> _WRITTEN EXERCISE_:
Collect the lines of the entries where "label" shows up.

==========

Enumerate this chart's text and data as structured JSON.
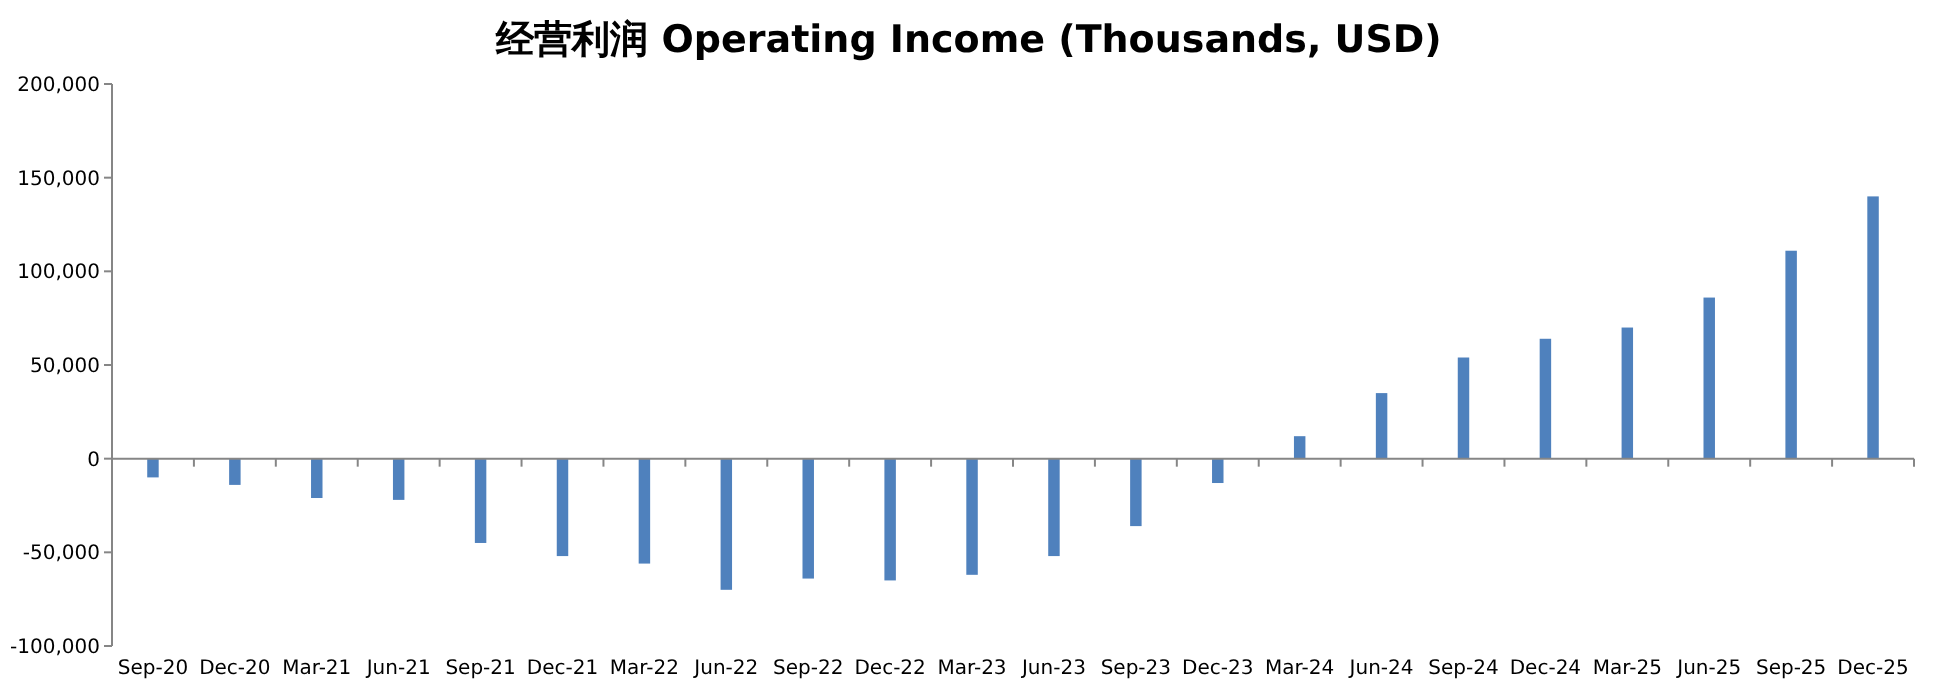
{
  "chart_data": {
    "type": "bar",
    "title": "经营利润 Operating Income (Thousands, USD)",
    "categories": [
      "Sep-20",
      "Dec-20",
      "Mar-21",
      "Jun-21",
      "Sep-21",
      "Dec-21",
      "Mar-22",
      "Jun-22",
      "Sep-22",
      "Dec-22",
      "Mar-23",
      "Jun-23",
      "Sep-23",
      "Dec-23",
      "Mar-24",
      "Jun-24",
      "Sep-24",
      "Dec-24",
      "Mar-25",
      "Jun-25",
      "Sep-25",
      "Dec-25"
    ],
    "values": [
      -10000,
      -14000,
      -21000,
      -22000,
      -45000,
      -52000,
      -56000,
      -70000,
      -64000,
      -65000,
      -62000,
      -52000,
      -36000,
      -13000,
      12000,
      35000,
      54000,
      64000,
      70000,
      86000,
      111000,
      140000
    ],
    "color": "#4f81bd",
    "ylim": [
      -100000,
      200000
    ],
    "yticks": [
      {
        "value": -100000,
        "label": "-100,000"
      },
      {
        "value": -50000,
        "label": "-50,000"
      },
      0,
      {
        "value": 50000,
        "label": "50,000"
      },
      {
        "value": 100000,
        "label": "100,000"
      },
      {
        "value": 150000,
        "label": "150,000"
      },
      {
        "value": 200000,
        "label": "200,000"
      }
    ]
  }
}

==========

> _PROBLEM SOLUTION_:
        "label": "-100,000"
        "label": "-50,000"
        "label": "50,000"
        "label": "100,000"
        "label": "150,000"
        "label": "200,000"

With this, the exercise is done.